_GOAL OF THE EXERCISE_
Omit every picture and output the rest of the records exactly as they are.

[START RECORDS SUPPLIED]

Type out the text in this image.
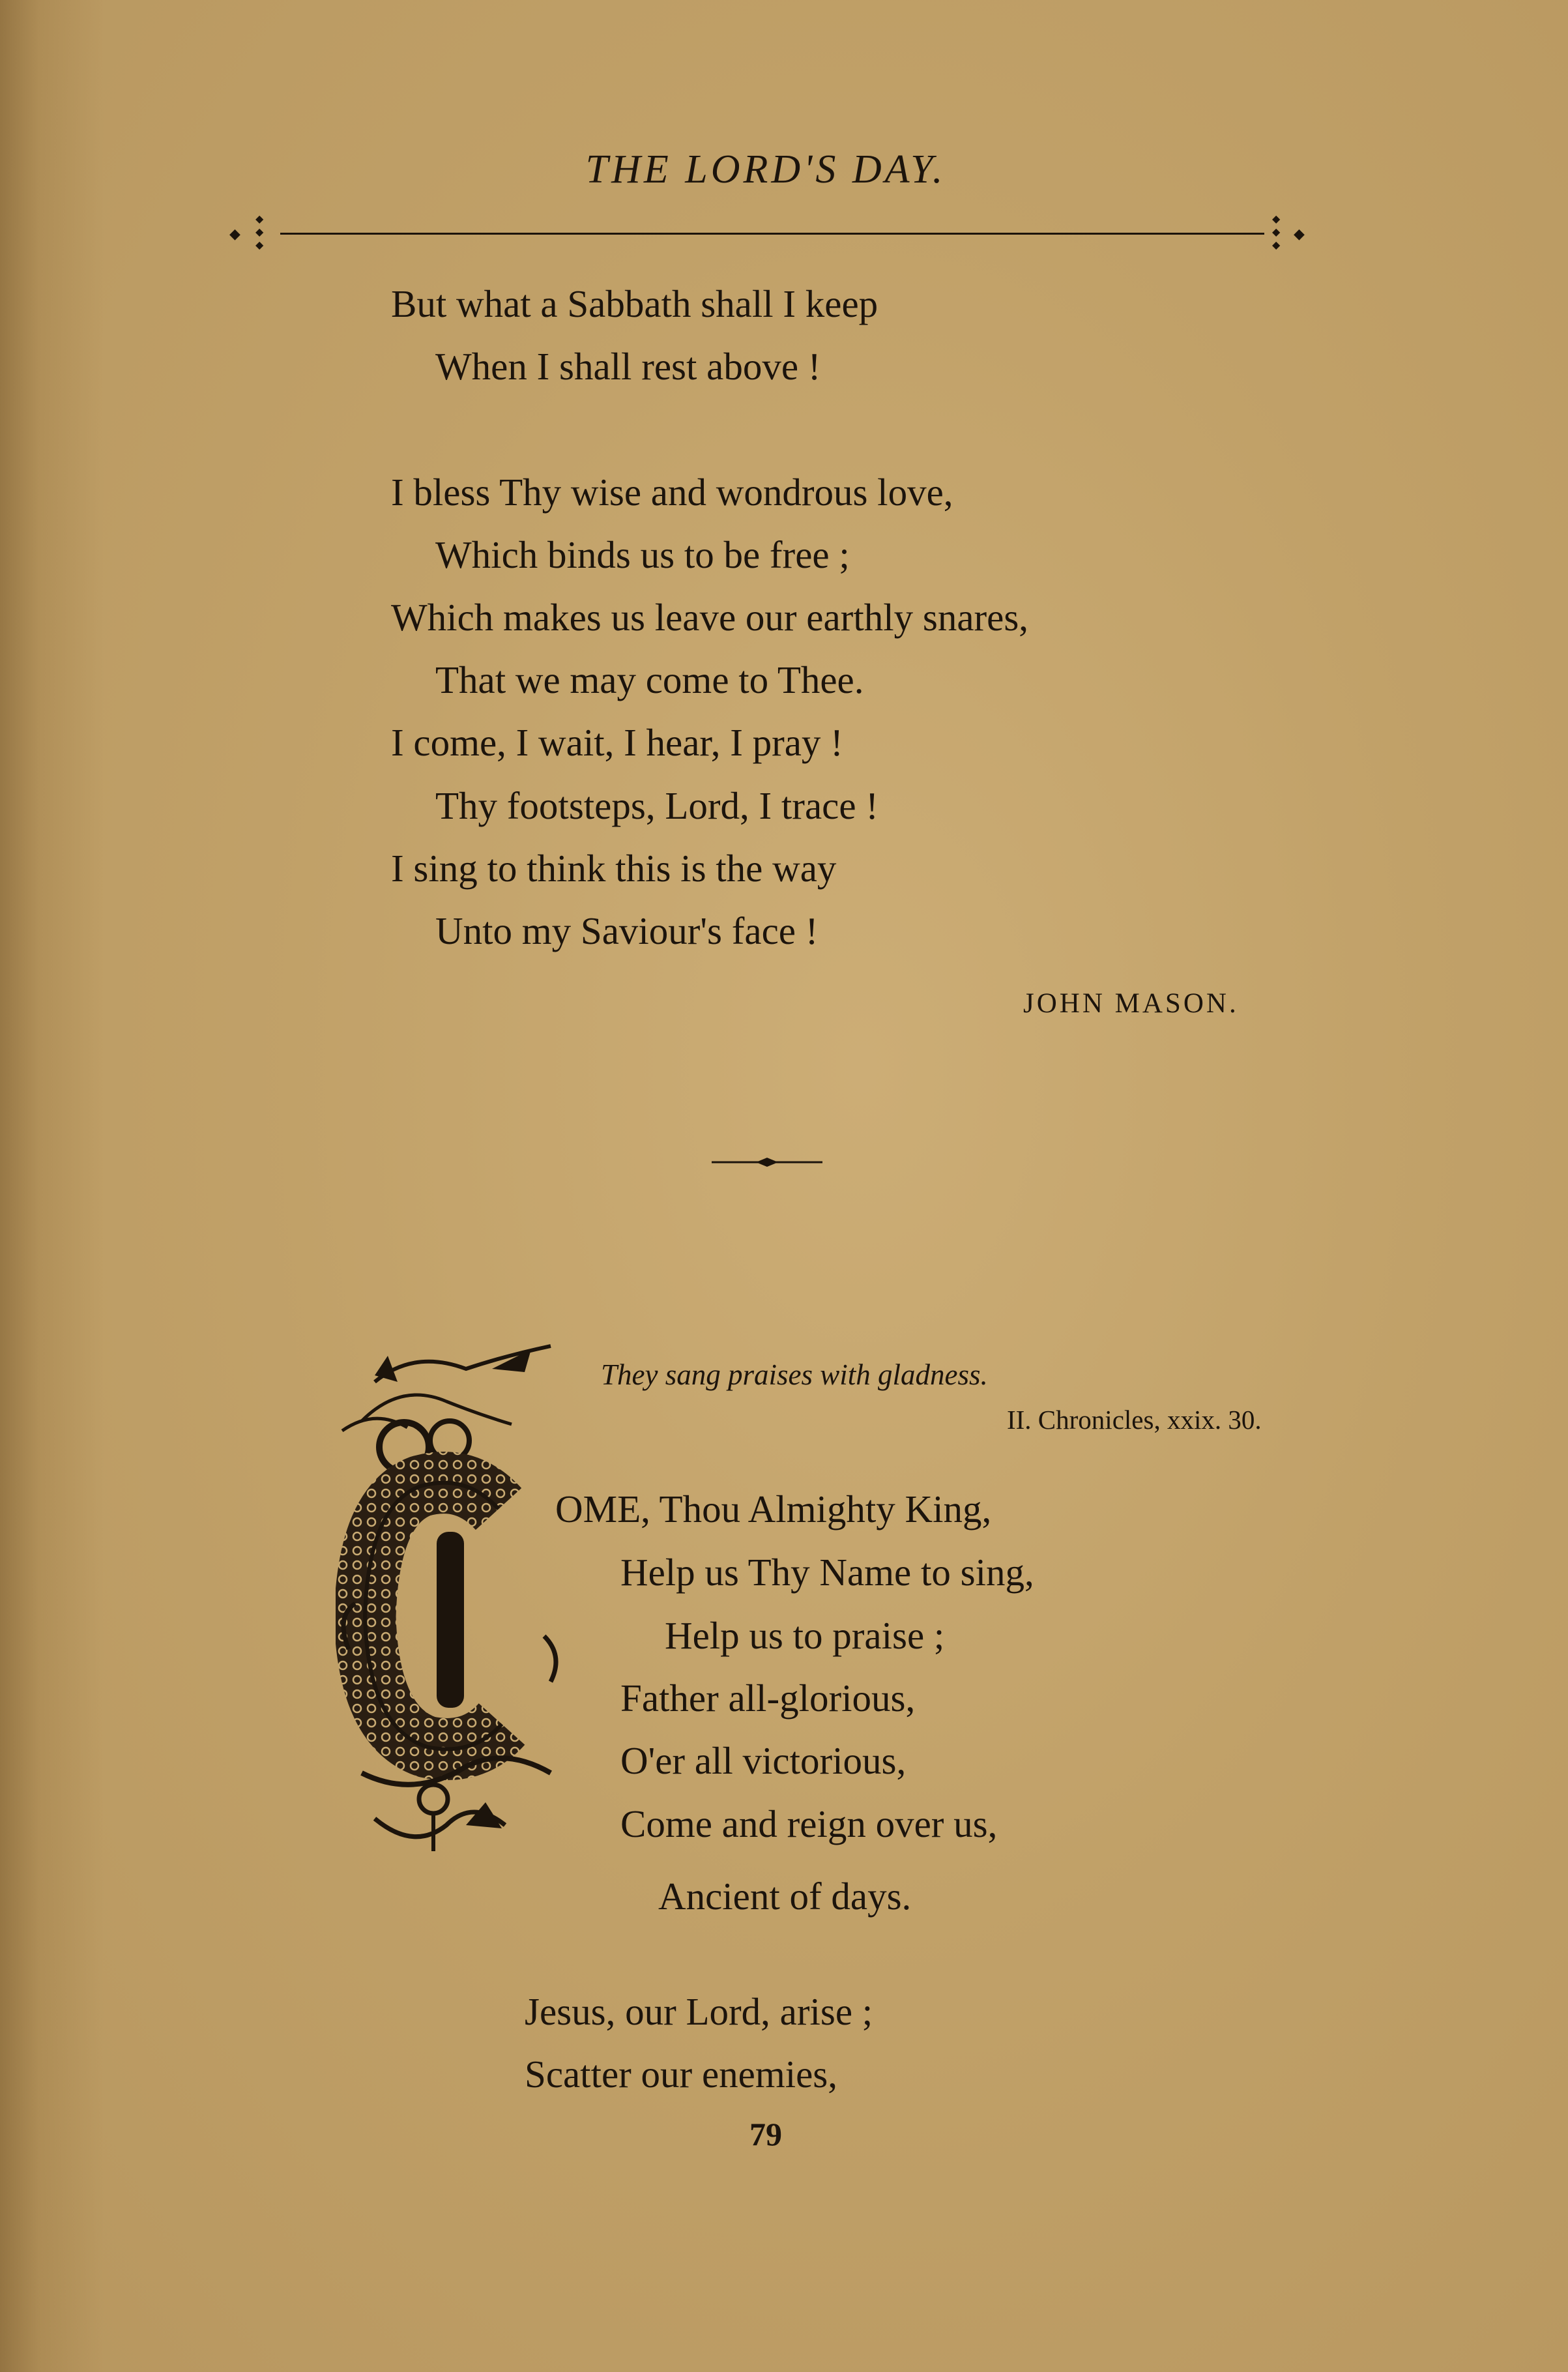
THE LORD'S DAY.
◆
◆
◆
◆
◆
◆
◆
◆
But what a Sabbath shall I keep
When I shall rest above !
I bless Thy wise and wondrous love,
Which binds us to be free ;
Which makes us leave our earthly snares,
That we may come to Thee.
I come, I wait, I hear, I pray !
Thy footsteps, Lord, I trace !
I sing to think this is the way
Unto my Saviour's face !
JOHN MASON.
They sang praises with gladness.
II. Chronicles, xxix. 30.
OME, Thou Almighty King,
Help us Thy Name to sing,
Help us to praise ;
Father all-glorious,
O'er all victorious,
Come and reign over us,
Ancient of days.
Jesus, our Lord, arise ;
Scatter our enemies,
79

[END RECORDS SUPPLIED]

_SOLUTION_
Type out the text in this image.
THE LORD'S DAY.
◆
◆
◆
◆
◆
◆
◆
◆
But what a Sabbath shall I keep
When I shall rest above !
I bless Thy wise and wondrous love,
Which binds us to be free ;
Which makes us leave our earthly snares,
That we may come to Thee.
I come, I wait, I hear, I pray !
Thy footsteps, Lord, I trace !
I sing to think this is the way
Unto my Saviour's face !
JOHN MASON.
They sang praises with gladness.
II. Chronicles, xxix. 30.
OME, Thou Almighty King,
Help us Thy Name to sing,
Help us to praise ;
Father all-glorious,
O'er all victorious,
Come and reign over us,
Ancient of days.
Jesus, our Lord, arise ;
Scatter our enemies,
79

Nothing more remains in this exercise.